__PROBLEM REQUIREMENTS__.
The answer must consist of every line below containing "Settings".

__EXERCISE DATA__.
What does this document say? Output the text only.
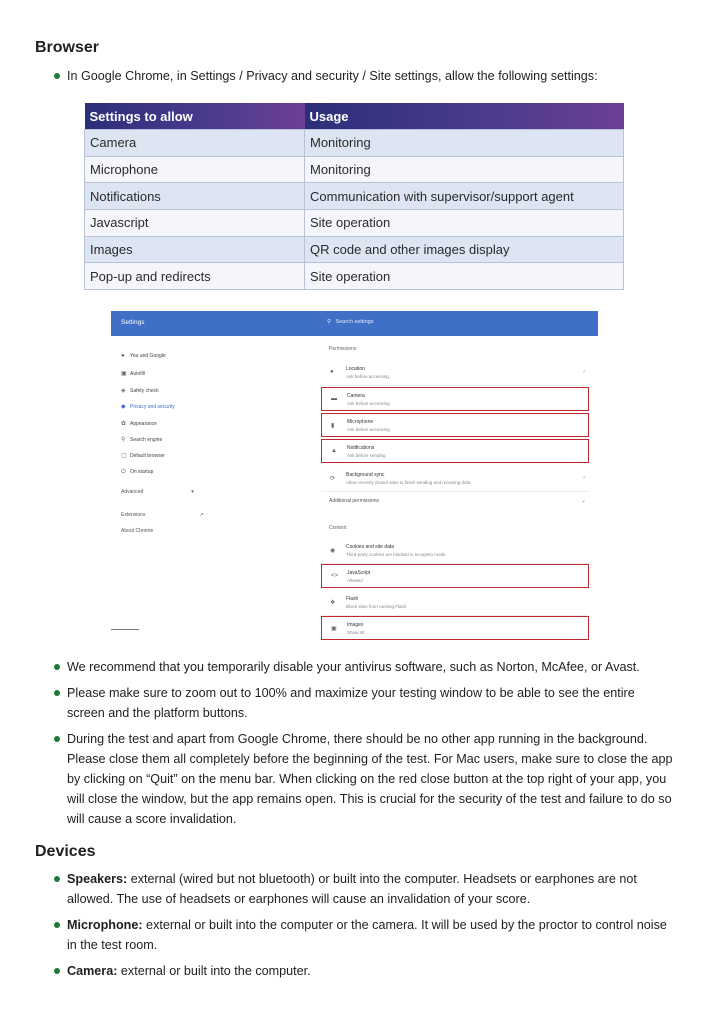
Browser
In Google Chrome, in Settings / Privacy and security / Site settings, allow the following settings:
Settings to allow	Usage
Camera	Monitoring
Microphone	Monitoring
Notifications	Communication with supervisor/support agent
Javascript	Site operation
Images	QR code and other images display
Pop-up and redirects	Site operation
Settings	⚲ Search settings
● You and Google
▣ Autofill
◈ Safety check
◆ Privacy and security
✿ Appearance
⚲ Search engine
▢ Default browser
⏻ On startup
Advanced	▾
Extensions	↗
About Chrome
Permissions
● Location
Ask before accessing
›
▬ Camera
Ask before accessing
▮
Microphone
Ask before accessing
▲ Notifications
Ask before sending
⟳
Background sync
Allow recently closed sites to finish sending and receiving data
›
Additional permissions	⌄
Content
◉
Cookies and site data
Third-party cookies are blocked in Incognito mode
<> JavaScript
Allowed
❖
Flash
Block sites from running Flash
▣
Images
Show all
We recommend that you temporarily disable your antivirus software, such as Norton, McAfee, or Avast.
Please make sure to zoom out to 100% and maximize your testing window to be able to see the entire screen and the platform buttons.
During the test and apart from Google Chrome, there should be no other app running in the background. Please close them all completely before the beginning of the test. For Mac users, make sure to close the app by clicking on “Quit” on the menu bar. When clicking on the red close button at the top right of your app, you will close the window, but the app remains open. This is crucial for the security of the test and failure to do so will cause a score invalidation.
Devices
Speakers: external (wired but not bluetooth) or built into the computer. Headsets or earphones are not allowed. The use of headsets or earphones will cause an invalidation of your score.
Microphone: external or built into the computer or the camera. It will be used by the proctor to control noise in the test room.
Camera: external or built into the computer.
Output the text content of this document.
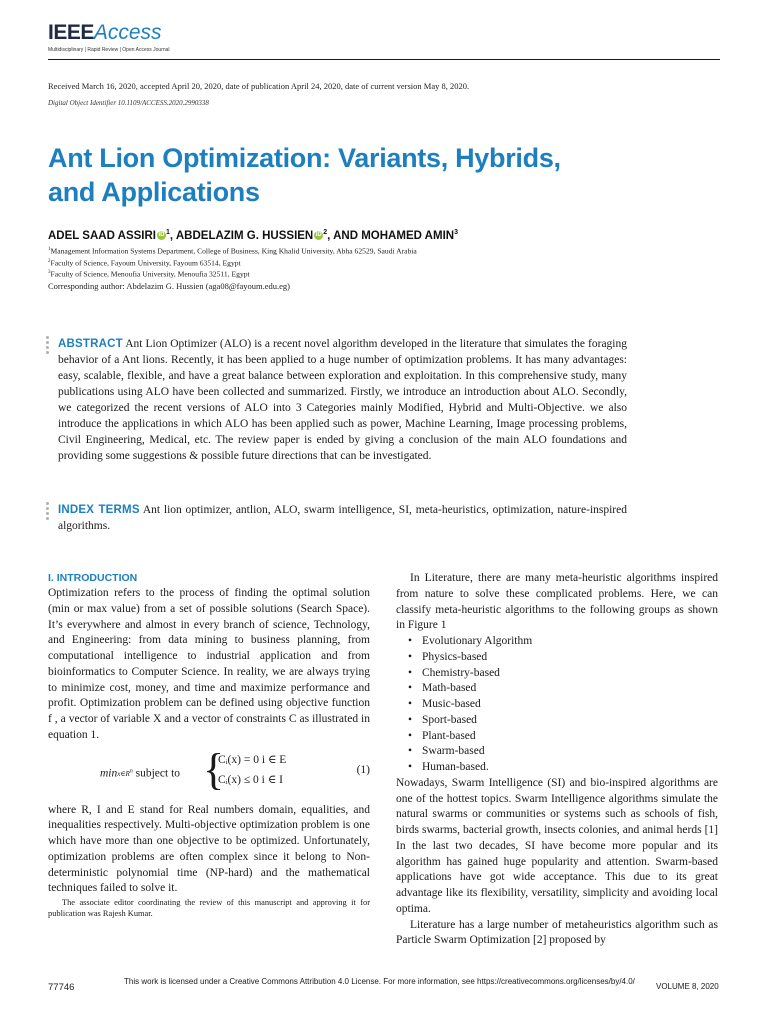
IEEEAccess
Multidisciplinary | Rapid Review | Open Access Journal
Received March 16, 2020, accepted April 20, 2020, date of publication April 24, 2020, date of current version May 8, 2020.
Digital Object Identifier 10.1109/ACCESS.2020.2990338
Ant Lion Optimization: Variants, Hybrids,
and Applications
ADEL SAAD ASSIRI iD $^1$, ABDELAZIM G. HUSSIEN iD $^2$, AND MOHAMED AMIN$^3$
$^1$Management Information Systems Department, College of Business, King Khalid University, Abha 62529, Saudi Arabia
$^2$Faculty of Science, Fayoum University, Fayoum 63514, Egypt
$^3$Faculty of Science, Menoufia University, Menoufia 32511, Egypt
Corresponding author: Abdelazim G. Hussien (aga08@fayoum.edu.eg)

ABSTRACT Ant Lion Optimizer (ALO) is a recent novel algorithm developed in the literature that simulates the foraging behavior of a Ant lions. Recently, it has been applied to a huge number of optimization problems. It has many advantages: easy, scalable, flexible, and have a great balance between exploration and exploitation. In this comprehensive study, many publications using ALO have been collected and summarized. Firstly, we introduce an introduction about ALO. Secondly, we categorized the recent versions of ALO into 3 Categories mainly Modified, Hybrid and Multi-Objective. we also introduce the applications in which ALO has been applied such as power, Machine Learning, Image processing problems, Civil Engineering, Medical, etc. The review paper is ended by giving a conclusion of the main ALO foundations and providing some suggestions & possible future directions that can be investigated.

INDEX TERMS Ant lion optimizer, antlion, ALO, swarm intelligence, SI, meta-heuristics, optimization, nature-inspired algorithms.

I. INTRODUCTION

Optimization refers to the process of finding the optimal solution (min or max value) from a set of possible solutions (Search Space). It’s everywhere and almost in every branch of science, Technology, and Engineering: from data mining to business planning, from computational intelligence to industrial application and from bioinformatics to Computer Science. In reality, we are always trying to minimize cost, money, and time and maximize performance and profit. Optimization problem can be defined using objective function f , a vector of variable X and a vector of constraints C as illustrated in equation 1.

$\min x\in R^n$ subject to {
Cᵢ(x) = 0 i ∈ E
Cᵢ(x) ≤ 0 i ∈ I
(1)

where R, I and E stand for Real numbers domain, equalities, and inequalities respectively. Multi-objective optimization problem is one which have more than one objective to be optimized. Unfortunately, optimization problems are often complex since it belong to Non-deterministic polynomial time (NP-hard) and the mathematical techniques failed to solve it.

The associate editor coordinating the review of this manuscript and approving it for publication was Rajesh Kumar.

In Literature, there are many meta-heuristic algorithms inspired from nature to solve these complicated problems. Here, we can classify meta-heuristic algorithms to the following groups as shown in Figure 1

• Evolutionary Algorithm
• Physics-based
• Chemistry-based
• Math-based
• Music-based
• Sport-based
• Plant-based
• Swarm-based
• Human-based.

Nowadays, Swarm Intelligence (SI) and bio-inspired algorithms are one of the hottest topics. Swarm Intelligence algorithms simulate the natural swarms or communities or systems such as schools of fish, birds swarms, bacterial growth, insects colonies, and animal herds [1] In the last two decades, SI have become more popular and its algorithm has gained huge popularity and attention. Swarm-based applications have got wide acceptance. This due to its great advantage like its flexibility, versatility, simplicity and avoiding local optima.

Literature has a large number of metaheuristics algorithm such as Particle Swarm Optimization [2] proposed by

77746
This work is licensed under a Creative Commons Attribution 4.0 License. For more information, see https://creativecommons.org/licenses/by/4.0/
VOLUME 8, 2020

__OUTPUT OF THE EXERCISE__.
In Google Chrome, in Settings / Privacy and security / Site settings, allow the following settings:
Settings to allow	Usage
Settings	⚲ Search settings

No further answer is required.